The exercise:
Reproduce all of the data word for word.

— BEGIN Records to process —

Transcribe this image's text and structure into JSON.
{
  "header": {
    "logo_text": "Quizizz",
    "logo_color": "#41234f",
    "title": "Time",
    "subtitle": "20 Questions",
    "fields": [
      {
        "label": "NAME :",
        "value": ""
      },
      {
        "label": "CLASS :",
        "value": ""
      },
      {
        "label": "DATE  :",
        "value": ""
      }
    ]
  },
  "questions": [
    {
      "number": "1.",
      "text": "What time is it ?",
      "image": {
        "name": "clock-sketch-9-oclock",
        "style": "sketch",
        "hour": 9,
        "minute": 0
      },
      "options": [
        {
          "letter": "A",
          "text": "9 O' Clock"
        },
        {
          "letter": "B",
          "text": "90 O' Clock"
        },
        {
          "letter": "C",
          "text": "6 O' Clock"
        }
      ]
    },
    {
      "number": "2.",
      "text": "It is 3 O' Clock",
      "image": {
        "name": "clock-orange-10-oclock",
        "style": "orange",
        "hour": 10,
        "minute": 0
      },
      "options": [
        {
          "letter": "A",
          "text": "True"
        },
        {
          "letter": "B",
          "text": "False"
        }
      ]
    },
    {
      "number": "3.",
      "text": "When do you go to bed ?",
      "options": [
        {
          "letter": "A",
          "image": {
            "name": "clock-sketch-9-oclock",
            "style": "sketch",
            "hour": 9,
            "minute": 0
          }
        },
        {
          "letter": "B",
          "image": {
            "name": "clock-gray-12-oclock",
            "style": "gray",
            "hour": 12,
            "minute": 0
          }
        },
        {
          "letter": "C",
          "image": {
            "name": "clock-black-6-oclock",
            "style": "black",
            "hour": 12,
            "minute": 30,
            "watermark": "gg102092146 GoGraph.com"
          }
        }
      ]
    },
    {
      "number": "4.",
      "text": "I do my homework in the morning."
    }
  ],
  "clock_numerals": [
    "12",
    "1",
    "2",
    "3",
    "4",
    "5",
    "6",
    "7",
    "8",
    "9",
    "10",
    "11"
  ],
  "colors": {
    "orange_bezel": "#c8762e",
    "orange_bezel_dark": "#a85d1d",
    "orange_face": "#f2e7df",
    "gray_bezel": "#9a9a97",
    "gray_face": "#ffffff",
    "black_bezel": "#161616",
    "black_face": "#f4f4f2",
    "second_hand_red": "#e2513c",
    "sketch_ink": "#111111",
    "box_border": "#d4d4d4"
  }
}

— END Records to process —

Output below:
Transcribe this image's text and structure into JSON.
{
  "header": {
    "logo_text": "Quizizz",
    "logo_color": "#41234f",
    "title": "Time",
    "subtitle": "20 Questions",
    "fields": [
      {
        "label": "NAME :",
        "value": ""
      },
      {
        "label": "CLASS :",
        "value": ""
      },
      {
        "label": "DATE  :",
        "value": ""
      }
    ]
  },
  "questions": [
    {
      "number": "1.",
      "text": "What time is it ?",
      "image": {
        "name": "clock-sketch-9-oclock",
        "style": "sketch",
        "hour": 9,
        "minute": 0
      },
      "options": [
        {
          "letter": "A",
          "text": "9 O' Clock"
        },
        {
          "letter": "B",
          "text": "90 O' Clock"
        },
        {
          "letter": "C",
          "text": "6 O' Clock"
        }
      ]
    },
    {
      "number": "2.",
      "text": "It is 3 O' Clock",
      "image": {
        "name": "clock-orange-10-oclock",
        "style": "orange",
        "hour": 10,
        "minute": 0
      },
      "options": [
        {
          "letter": "A",
          "text": "True"
        },
        {
          "letter": "B",
          "text": "False"
        }
      ]
    },
    {
      "number": "3.",
      "text": "When do you go to bed ?",
      "options": [
        {
          "letter": "A",
          "image": {
            "name": "clock-sketch-9-oclock",
            "style": "sketch",
            "hour": 9,
            "minute": 0
          }
        },
        {
          "letter": "B",
          "image": {
            "name": "clock-gray-12-oclock",
            "style": "gray",
            "hour": 12,
            "minute": 0
          }
        },
        {
          "letter": "C",
          "image": {
            "name": "clock-black-6-oclock",
            "style": "black",
            "hour": 12,
            "minute": 30,
            "watermark": "gg102092146 GoGraph.com"
          }
        }
      ]
    },
    {
      "number": "4.",
      "text": "I do my homework in the morning."
    }
  ],
  "clock_numerals": [
    "12",
    "1",
    "2",
    "3",
    "4",
    "5",
    "6",
    "7",
    "8",
    "9",
    "10",
    "11"
  ],
  "colors": {
    "orange_bezel": "#c8762e",
    "orange_bezel_dark": "#a85d1d",
    "orange_face": "#f2e7df",
    "gray_bezel": "#9a9a97",
    "gray_face": "#ffffff",
    "black_bezel": "#161616",
    "black_face": "#f4f4f2",
    "second_hand_red": "#e2513c",
    "sketch_ink": "#111111",
    "box_border": "#d4d4d4"
  }
}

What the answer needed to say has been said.